Figure record extracts
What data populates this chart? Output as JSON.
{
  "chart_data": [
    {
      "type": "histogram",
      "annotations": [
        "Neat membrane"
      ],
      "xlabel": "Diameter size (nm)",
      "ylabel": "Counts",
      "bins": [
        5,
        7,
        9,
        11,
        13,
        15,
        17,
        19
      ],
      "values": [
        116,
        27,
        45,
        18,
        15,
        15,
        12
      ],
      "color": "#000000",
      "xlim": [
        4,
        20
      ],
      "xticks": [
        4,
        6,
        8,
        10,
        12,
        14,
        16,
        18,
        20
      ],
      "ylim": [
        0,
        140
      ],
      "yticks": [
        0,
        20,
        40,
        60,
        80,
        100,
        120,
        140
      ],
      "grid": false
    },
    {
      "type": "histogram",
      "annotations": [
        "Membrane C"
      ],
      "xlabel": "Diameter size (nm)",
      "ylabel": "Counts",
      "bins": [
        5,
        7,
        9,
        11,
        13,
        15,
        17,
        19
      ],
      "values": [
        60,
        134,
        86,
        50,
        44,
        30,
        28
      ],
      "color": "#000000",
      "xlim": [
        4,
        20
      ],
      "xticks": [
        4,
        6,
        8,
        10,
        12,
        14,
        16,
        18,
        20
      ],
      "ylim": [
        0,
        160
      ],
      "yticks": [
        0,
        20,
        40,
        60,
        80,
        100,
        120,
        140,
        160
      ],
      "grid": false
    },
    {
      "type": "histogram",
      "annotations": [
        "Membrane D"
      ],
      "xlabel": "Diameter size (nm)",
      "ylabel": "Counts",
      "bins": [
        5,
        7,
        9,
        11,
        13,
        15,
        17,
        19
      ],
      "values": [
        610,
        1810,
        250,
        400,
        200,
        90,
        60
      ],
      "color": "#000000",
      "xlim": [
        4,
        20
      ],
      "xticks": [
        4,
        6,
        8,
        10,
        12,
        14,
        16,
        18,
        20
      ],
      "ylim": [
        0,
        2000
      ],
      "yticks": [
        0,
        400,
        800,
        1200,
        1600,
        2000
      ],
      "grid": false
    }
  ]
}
---
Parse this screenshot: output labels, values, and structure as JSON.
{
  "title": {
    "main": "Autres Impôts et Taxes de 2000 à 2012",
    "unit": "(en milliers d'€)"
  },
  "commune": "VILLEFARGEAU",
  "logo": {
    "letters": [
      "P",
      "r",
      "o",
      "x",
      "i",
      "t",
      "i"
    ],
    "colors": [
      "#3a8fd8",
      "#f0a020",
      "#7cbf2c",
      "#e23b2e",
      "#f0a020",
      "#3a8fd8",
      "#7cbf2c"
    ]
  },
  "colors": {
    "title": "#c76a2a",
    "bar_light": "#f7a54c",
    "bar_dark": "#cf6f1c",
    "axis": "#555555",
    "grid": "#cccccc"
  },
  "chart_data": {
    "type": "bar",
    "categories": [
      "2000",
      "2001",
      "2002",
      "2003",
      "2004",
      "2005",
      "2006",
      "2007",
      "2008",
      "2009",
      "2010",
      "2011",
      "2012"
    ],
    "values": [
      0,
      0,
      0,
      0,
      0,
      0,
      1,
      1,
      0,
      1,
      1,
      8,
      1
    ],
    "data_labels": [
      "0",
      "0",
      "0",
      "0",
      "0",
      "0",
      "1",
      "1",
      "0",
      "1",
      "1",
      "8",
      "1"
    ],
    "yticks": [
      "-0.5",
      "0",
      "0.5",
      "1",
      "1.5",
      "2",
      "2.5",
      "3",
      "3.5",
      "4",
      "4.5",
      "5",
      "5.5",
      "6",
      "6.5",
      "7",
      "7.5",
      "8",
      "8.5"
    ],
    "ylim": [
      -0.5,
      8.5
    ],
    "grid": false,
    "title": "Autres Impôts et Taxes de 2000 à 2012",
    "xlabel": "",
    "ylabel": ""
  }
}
--
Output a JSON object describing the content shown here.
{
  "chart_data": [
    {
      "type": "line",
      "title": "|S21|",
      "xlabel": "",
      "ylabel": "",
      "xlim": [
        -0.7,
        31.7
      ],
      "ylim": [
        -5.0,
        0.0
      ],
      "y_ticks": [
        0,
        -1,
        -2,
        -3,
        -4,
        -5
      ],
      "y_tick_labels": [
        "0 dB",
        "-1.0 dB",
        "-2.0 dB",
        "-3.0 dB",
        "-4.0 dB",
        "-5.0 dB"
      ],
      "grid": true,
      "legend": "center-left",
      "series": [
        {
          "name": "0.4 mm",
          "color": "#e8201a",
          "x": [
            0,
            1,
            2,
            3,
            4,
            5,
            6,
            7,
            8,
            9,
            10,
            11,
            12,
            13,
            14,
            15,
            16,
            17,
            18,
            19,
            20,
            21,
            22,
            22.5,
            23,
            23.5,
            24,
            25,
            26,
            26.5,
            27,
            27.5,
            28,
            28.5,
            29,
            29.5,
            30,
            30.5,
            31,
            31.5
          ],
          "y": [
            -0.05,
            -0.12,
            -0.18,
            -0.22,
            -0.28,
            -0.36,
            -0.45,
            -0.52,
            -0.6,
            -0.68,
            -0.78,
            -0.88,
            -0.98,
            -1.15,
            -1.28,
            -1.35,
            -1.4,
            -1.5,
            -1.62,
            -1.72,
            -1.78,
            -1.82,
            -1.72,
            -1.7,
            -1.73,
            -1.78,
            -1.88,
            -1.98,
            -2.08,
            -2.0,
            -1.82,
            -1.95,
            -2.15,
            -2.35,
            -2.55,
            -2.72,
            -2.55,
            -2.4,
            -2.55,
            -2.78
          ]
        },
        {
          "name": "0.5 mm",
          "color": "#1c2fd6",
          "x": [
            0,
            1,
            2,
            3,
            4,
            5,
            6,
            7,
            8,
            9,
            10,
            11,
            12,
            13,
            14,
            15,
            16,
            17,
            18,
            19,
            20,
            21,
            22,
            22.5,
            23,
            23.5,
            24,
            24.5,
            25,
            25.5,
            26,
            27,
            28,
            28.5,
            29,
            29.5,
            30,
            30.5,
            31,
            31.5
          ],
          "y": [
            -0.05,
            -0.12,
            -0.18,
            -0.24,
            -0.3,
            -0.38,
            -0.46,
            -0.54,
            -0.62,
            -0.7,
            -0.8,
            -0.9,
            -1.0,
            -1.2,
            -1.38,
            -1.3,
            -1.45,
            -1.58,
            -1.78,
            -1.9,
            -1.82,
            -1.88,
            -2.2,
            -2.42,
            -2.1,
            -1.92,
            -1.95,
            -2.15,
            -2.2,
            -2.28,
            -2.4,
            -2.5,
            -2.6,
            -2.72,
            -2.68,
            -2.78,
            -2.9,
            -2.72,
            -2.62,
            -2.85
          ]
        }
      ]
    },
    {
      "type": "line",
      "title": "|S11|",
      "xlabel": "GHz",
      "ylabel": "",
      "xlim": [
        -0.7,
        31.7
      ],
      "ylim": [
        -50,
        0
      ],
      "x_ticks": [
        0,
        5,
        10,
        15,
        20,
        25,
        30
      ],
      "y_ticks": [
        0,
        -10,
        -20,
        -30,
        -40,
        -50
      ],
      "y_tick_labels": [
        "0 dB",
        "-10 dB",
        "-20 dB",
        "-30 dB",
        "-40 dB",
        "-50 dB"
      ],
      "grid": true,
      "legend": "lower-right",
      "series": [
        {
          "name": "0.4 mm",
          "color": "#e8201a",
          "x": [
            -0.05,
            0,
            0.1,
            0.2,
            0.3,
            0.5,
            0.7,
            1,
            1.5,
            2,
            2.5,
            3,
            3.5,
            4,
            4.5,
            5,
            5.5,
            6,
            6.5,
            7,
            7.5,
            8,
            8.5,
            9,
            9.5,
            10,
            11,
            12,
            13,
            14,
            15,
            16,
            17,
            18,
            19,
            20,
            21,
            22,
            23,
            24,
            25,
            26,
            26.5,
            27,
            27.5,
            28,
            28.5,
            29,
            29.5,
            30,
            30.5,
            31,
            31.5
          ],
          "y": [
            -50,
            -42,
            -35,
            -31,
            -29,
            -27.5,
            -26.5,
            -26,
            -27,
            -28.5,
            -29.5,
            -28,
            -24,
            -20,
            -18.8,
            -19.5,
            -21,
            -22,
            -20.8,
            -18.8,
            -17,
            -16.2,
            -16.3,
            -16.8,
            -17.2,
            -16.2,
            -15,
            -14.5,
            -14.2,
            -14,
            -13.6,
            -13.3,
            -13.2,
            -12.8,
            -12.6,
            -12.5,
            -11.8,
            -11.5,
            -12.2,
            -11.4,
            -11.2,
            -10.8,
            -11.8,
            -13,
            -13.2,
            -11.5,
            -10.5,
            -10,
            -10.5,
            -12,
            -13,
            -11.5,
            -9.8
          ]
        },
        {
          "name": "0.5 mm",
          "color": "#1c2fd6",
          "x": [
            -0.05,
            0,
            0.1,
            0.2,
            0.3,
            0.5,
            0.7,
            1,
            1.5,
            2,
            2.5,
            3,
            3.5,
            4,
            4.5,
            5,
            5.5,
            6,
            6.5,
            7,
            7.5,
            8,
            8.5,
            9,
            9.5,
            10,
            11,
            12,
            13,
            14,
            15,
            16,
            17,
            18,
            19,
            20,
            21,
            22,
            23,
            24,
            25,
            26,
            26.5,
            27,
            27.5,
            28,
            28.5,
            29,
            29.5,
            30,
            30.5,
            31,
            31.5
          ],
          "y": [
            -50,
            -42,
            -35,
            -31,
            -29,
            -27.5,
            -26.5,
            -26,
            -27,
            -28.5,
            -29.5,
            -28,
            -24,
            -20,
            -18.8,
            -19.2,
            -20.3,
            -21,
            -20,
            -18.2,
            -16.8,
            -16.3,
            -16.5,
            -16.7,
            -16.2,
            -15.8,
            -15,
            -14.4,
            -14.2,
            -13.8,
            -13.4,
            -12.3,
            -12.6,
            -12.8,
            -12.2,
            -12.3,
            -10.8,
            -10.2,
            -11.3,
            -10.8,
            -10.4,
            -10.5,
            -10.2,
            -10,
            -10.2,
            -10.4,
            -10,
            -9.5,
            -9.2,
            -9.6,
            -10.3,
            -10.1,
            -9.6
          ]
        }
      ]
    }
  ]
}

• _Aim_:
Search the entries for the word "Autres", then list each line that holds it.

• _Reply_:
    "main": "Autres Impôts et Taxes de 2000 à 2012",
    "title": "Autres Impôts et Taxes de 2000 à 2012",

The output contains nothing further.